» Short problem: Write the data out again exactly, dropping any images it holds.

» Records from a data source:
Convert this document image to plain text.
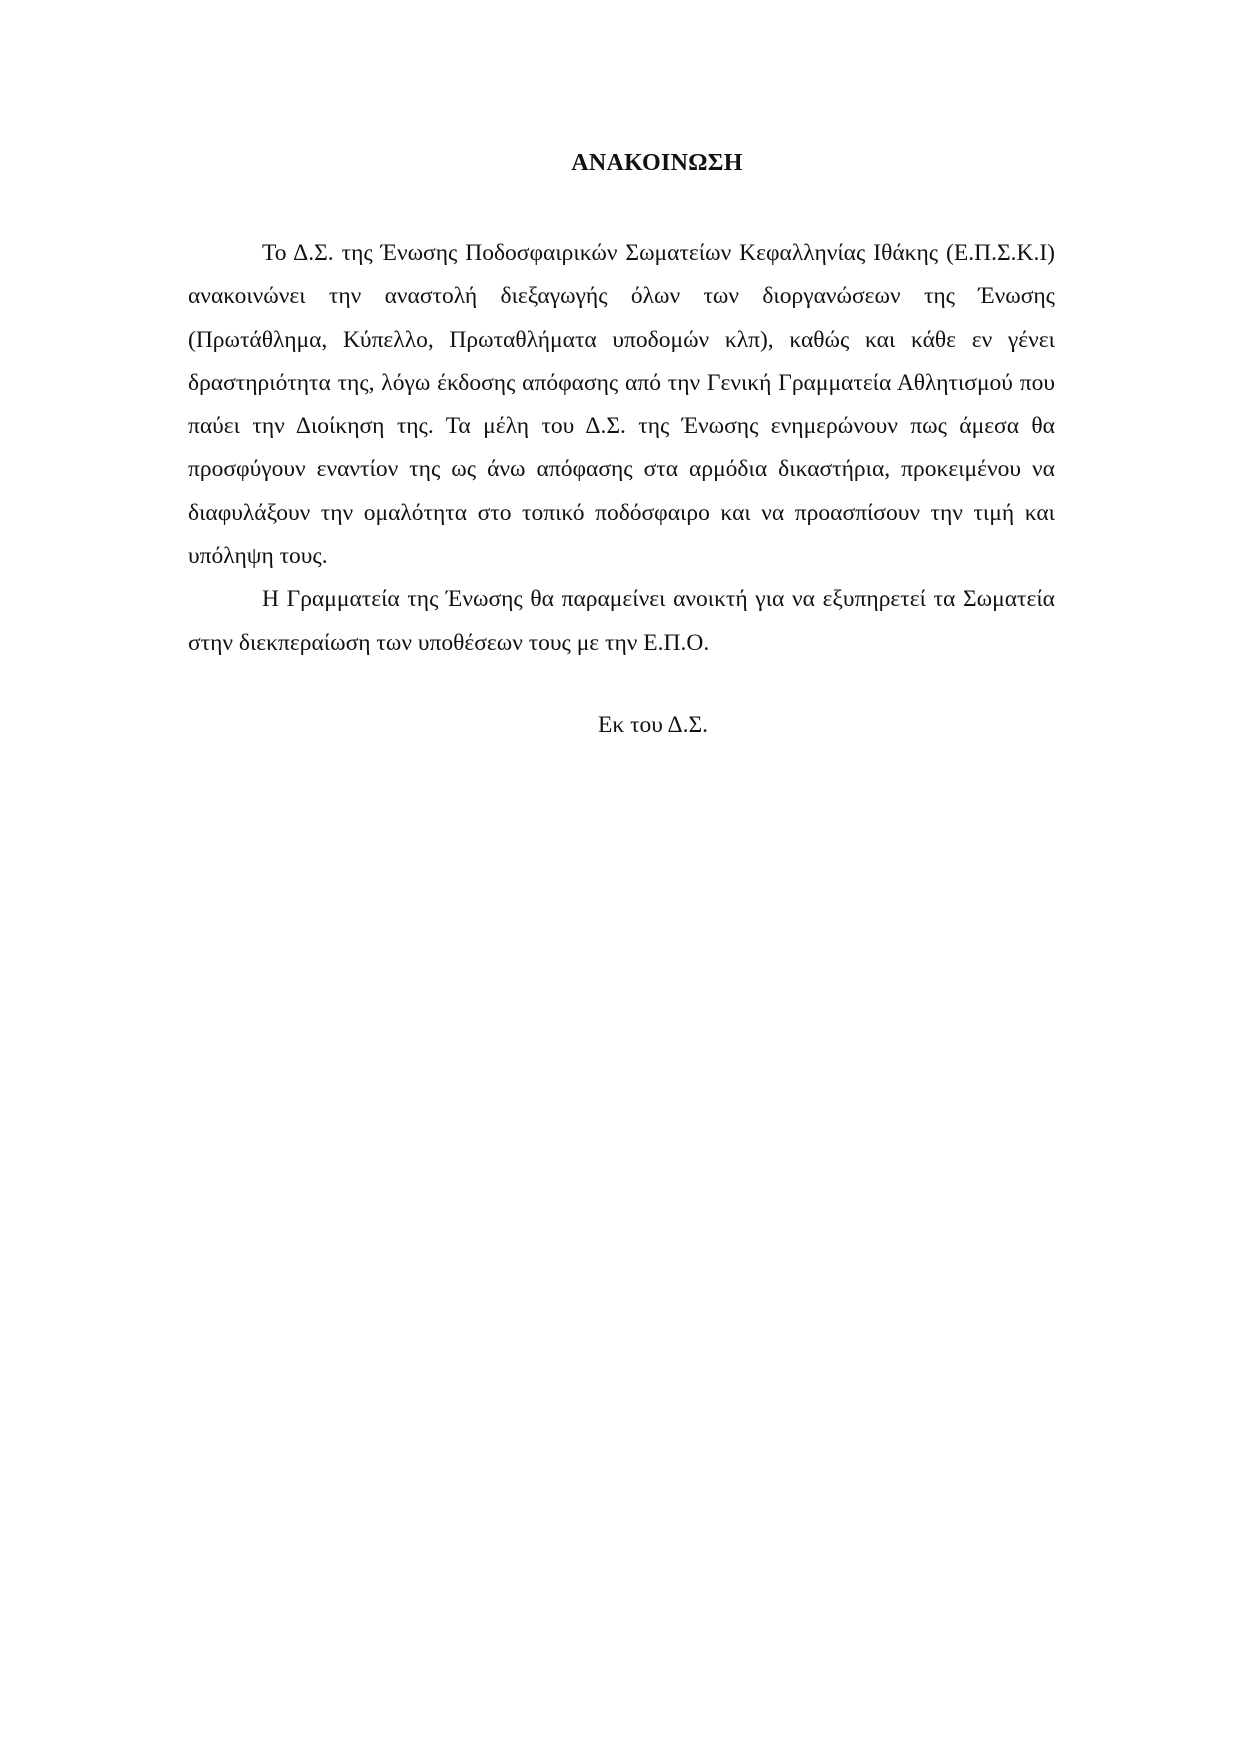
ΑΝΑΚΟΙΝΩΣΗ

Το Δ.Σ. της Ένωσης Ποδοσφαιρικών Σωματείων Κεφαλληνίας Ιθάκης (Ε.Π.Σ.Κ.Ι) ανακοινώνει την αναστολή διεξαγωγής όλων των διοργανώσεων της Ένωσης (Πρωτάθλημα, Κύπελλο, Πρωταθλήματα υποδομών κλπ), καθώς και κάθε εν γένει δραστηριότητα της, λόγω έκδοσης απόφασης από την Γενική Γραμματεία Αθλητισμού που παύει την Διοίκηση της. Τα μέλη του Δ.Σ. της Ένωσης ενημερώνουν πως άμεσα θα προσφύγουν εναντίον της ως άνω απόφασης στα αρμόδια δικαστήρια, προκειμένου να διαφυλάξουν την ομαλότητα στο τοπικό ποδόσφαιρο και να προασπίσουν την τιμή και υπόληψη τους.

Η Γραμματεία της Ένωσης θα παραμείνει ανοικτή για να εξυπηρετεί τα Σωματεία στην διεκπεραίωση των υποθέσεων τους με την Ε.Π.Ο.

Εκ του Δ.Σ.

» Problem solution:
Convert this document image to plain text.
ΑΝΑΚΟΙΝΩΣΗ

Το Δ.Σ. της Ένωσης Ποδοσφαιρικών Σωματείων Κεφαλληνίας Ιθάκης (Ε.Π.Σ.Κ.Ι) ανακοινώνει την αναστολή διεξαγωγής όλων των διοργανώσεων της Ένωσης (Πρωτάθλημα, Κύπελλο, Πρωταθλήματα υποδομών κλπ), καθώς και κάθε εν γένει δραστηριότητα της, λόγω έκδοσης απόφασης από την Γενική Γραμματεία Αθλητισμού που παύει την Διοίκηση της. Τα μέλη του Δ.Σ. της Ένωσης ενημερώνουν πως άμεσα θα προσφύγουν εναντίον της ως άνω απόφασης στα αρμόδια δικαστήρια, προκειμένου να διαφυλάξουν την ομαλότητα στο τοπικό ποδόσφαιρο και να προασπίσουν την τιμή και υπόληψη τους.

Η Γραμματεία της Ένωσης θα παραμείνει ανοικτή για να εξυπηρετεί τα Σωματεία στην διεκπεραίωση των υποθέσεων τους με την Ε.Π.Ο.

Εκ του Δ.Σ.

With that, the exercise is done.